▶ What the task asks:
Leave out the images; return the rest of the data exactly.

▶ Provided information:
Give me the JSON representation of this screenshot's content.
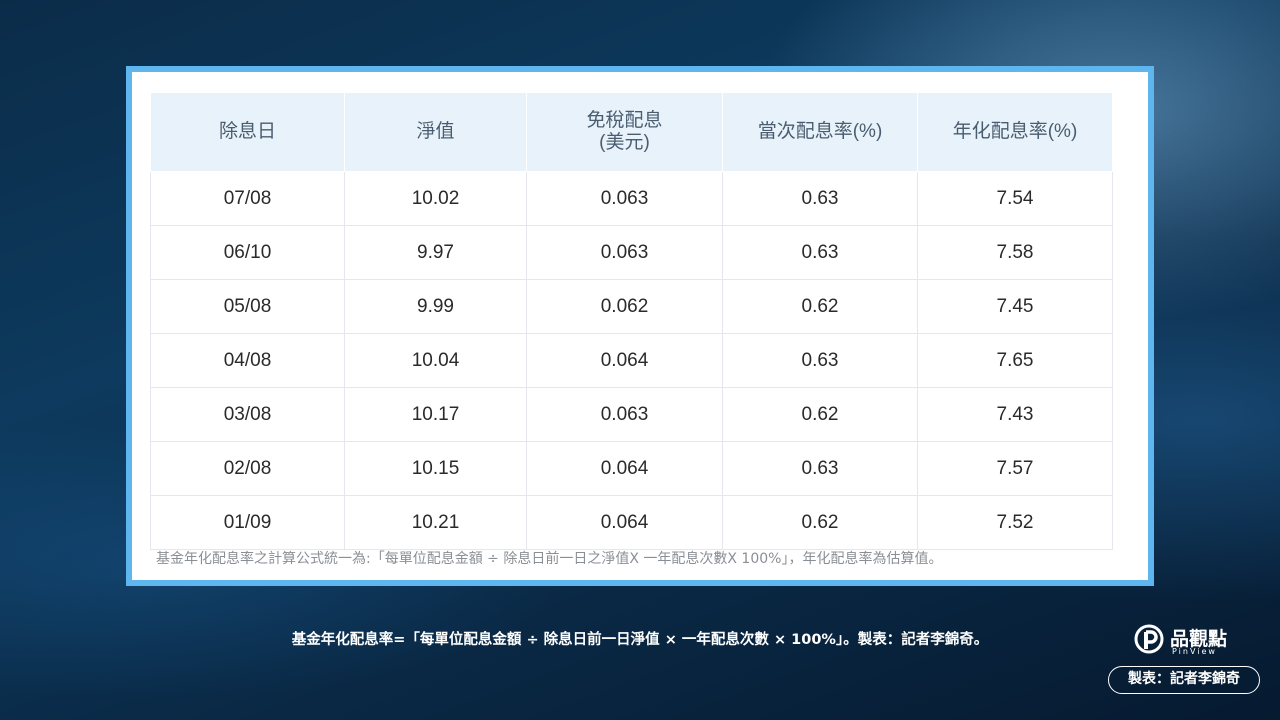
{
  "table": {
    "headers": [
      "除息日",
      "淨值",
      "免稅配息\n(美元)",
      "當次配息率(%)",
      "年化配息率(%)"
    ],
    "rows": [
      [
        "07/08",
        "10.02",
        "0.063",
        "0.63",
        "7.54"
      ],
      [
        "06/10",
        "9.97",
        "0.063",
        "0.63",
        "7.58"
      ],
      [
        "05/08",
        "9.99",
        "0.062",
        "0.62",
        "7.45"
      ],
      [
        "04/08",
        "10.04",
        "0.064",
        "0.63",
        "7.65"
      ],
      [
        "03/08",
        "10.17",
        "0.063",
        "0.62",
        "7.43"
      ],
      [
        "02/08",
        "10.15",
        "0.064",
        "0.63",
        "7.57"
      ],
      [
        "01/09",
        "10.21",
        "0.064",
        "0.62",
        "7.52"
      ]
    ],
    "note": "基金年化配息率之計算公式統一為:「每單位配息金額 ÷ 除息日前一日之淨值X 一年配息次數X 100%」，年化配息率為估算值。"
  },
  "caption": "基金年化配息率=「每單位配息金額 ÷ 除息日前一日淨值 × 一年配息次數 × 100%」。製表：記者李錦奇。",
  "brand": {
    "name": "品觀點",
    "sub": "PinView"
  },
  "credit": "製表：記者李錦奇",
  "colors": {
    "frame": "#5fb6ee",
    "header_bg": "#e8f2fa"
  }
}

▶ Finished answer:
Give me the JSON representation of this screenshot's content.
{
  "table": {
    "headers": [
      "除息日",
      "淨值",
      "免稅配息\n(美元)",
      "當次配息率(%)",
      "年化配息率(%)"
    ],
    "rows": [
      [
        "07/08",
        "10.02",
        "0.063",
        "0.63",
        "7.54"
      ],
      [
        "06/10",
        "9.97",
        "0.063",
        "0.63",
        "7.58"
      ],
      [
        "05/08",
        "9.99",
        "0.062",
        "0.62",
        "7.45"
      ],
      [
        "04/08",
        "10.04",
        "0.064",
        "0.63",
        "7.65"
      ],
      [
        "03/08",
        "10.17",
        "0.063",
        "0.62",
        "7.43"
      ],
      [
        "02/08",
        "10.15",
        "0.064",
        "0.63",
        "7.57"
      ],
      [
        "01/09",
        "10.21",
        "0.064",
        "0.62",
        "7.52"
      ]
    ],
    "note": "基金年化配息率之計算公式統一為:「每單位配息金額 ÷ 除息日前一日之淨值X 一年配息次數X 100%」，年化配息率為估算值。"
  },
  "caption": "基金年化配息率=「每單位配息金額 ÷ 除息日前一日淨值 × 一年配息次數 × 100%」。製表：記者李錦奇。",
  "brand": {
    "name": "品觀點",
    "sub": "PinView"
  },
  "credit": "製表：記者李錦奇",
  "colors": {
    "frame": "#5fb6ee",
    "header_bg": "#e8f2fa"
  }
}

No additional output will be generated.